Required work: Your task is to gather the lines below that hold the string "THATCHERS".

[begin Supplied entries]

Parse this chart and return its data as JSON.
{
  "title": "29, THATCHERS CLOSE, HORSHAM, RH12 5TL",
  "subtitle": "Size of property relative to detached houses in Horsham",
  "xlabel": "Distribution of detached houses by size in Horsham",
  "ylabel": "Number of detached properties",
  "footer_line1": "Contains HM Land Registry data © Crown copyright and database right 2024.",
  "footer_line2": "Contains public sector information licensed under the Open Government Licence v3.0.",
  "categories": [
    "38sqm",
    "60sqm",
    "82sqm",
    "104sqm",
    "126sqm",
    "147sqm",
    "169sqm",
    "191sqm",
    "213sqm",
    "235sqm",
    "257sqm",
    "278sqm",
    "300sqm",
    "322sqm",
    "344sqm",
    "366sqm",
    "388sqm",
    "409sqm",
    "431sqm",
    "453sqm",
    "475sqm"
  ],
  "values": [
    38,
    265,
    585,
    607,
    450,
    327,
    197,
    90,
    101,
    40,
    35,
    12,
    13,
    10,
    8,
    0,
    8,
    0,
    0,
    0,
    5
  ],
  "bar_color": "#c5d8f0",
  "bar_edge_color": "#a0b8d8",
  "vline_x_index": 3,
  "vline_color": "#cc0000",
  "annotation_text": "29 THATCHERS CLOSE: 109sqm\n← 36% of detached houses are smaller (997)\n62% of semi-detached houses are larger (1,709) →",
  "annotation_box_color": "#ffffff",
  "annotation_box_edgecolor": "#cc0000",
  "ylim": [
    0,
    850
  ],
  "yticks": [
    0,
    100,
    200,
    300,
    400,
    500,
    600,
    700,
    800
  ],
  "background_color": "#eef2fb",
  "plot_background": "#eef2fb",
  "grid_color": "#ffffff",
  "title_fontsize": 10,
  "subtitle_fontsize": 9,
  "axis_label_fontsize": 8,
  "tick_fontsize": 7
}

[end Supplied entries]

Answer for this exercise:
  "title": "29, THATCHERS CLOSE, HORSHAM, RH12 5TL",
  "annotation_text": "29 THATCHERS CLOSE: 109sqm\n← 36% of detached houses are smaller (997)\n62% of semi-detached houses are larger (1,709) →",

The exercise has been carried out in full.